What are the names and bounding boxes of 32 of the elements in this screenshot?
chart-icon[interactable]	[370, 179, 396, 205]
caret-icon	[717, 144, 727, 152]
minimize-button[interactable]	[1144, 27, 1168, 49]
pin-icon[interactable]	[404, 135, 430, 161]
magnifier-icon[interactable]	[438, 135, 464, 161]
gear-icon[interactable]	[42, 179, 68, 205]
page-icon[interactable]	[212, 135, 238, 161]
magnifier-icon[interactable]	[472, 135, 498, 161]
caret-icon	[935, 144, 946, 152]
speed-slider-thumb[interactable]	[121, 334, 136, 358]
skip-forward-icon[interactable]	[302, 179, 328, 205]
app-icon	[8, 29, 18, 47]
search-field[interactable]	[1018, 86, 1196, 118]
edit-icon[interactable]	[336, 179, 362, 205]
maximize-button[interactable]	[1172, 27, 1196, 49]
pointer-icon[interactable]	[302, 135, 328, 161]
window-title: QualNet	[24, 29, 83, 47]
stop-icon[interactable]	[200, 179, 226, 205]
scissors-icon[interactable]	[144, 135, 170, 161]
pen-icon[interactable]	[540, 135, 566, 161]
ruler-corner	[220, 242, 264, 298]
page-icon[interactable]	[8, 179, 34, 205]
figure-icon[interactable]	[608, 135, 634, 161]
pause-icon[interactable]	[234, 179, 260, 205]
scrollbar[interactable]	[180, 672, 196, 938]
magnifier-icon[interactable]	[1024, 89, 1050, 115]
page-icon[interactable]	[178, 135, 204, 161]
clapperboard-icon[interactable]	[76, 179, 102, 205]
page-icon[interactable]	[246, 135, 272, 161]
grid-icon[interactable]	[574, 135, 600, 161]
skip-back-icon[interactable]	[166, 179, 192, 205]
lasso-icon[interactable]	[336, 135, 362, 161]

####################

- **What you need to do**: Extract every line of the listing above verbatim, preserving each character, tab and bracket.

- **The answer**:
What are the names and bounding boxes of 32 of the elements in this screenshot?
chart-icon[interactable]	[370, 179, 396, 205]
caret-icon	[717, 144, 727, 152]
minimize-button[interactable]	[1144, 27, 1168, 49]
pin-icon[interactable]	[404, 135, 430, 161]
magnifier-icon[interactable]	[438, 135, 464, 161]
gear-icon[interactable]	[42, 179, 68, 205]
page-icon[interactable]	[212, 135, 238, 161]
magnifier-icon[interactable]	[472, 135, 498, 161]
caret-icon	[935, 144, 946, 152]
speed-slider-thumb[interactable]	[121, 334, 136, 358]
skip-forward-icon[interactable]	[302, 179, 328, 205]
app-icon	[8, 29, 18, 47]
search-field[interactable]	[1018, 86, 1196, 118]
edit-icon[interactable]	[336, 179, 362, 205]
maximize-button[interactable]	[1172, 27, 1196, 49]
pointer-icon[interactable]	[302, 135, 328, 161]
window-title: QualNet	[24, 29, 83, 47]
stop-icon[interactable]	[200, 179, 226, 205]
scissors-icon[interactable]	[144, 135, 170, 161]
pen-icon[interactable]	[540, 135, 566, 161]
ruler-corner	[220, 242, 264, 298]
page-icon[interactable]	[8, 179, 34, 205]
figure-icon[interactable]	[608, 135, 634, 161]
pause-icon[interactable]	[234, 179, 260, 205]
scrollbar[interactable]	[180, 672, 196, 938]
magnifier-icon[interactable]	[1024, 89, 1050, 115]
page-icon[interactable]	[178, 135, 204, 161]
clapperboard-icon[interactable]	[76, 179, 102, 205]
page-icon[interactable]	[246, 135, 272, 161]
grid-icon[interactable]	[574, 135, 600, 161]
skip-back-icon[interactable]	[166, 179, 192, 205]
lasso-icon[interactable]	[336, 135, 362, 161]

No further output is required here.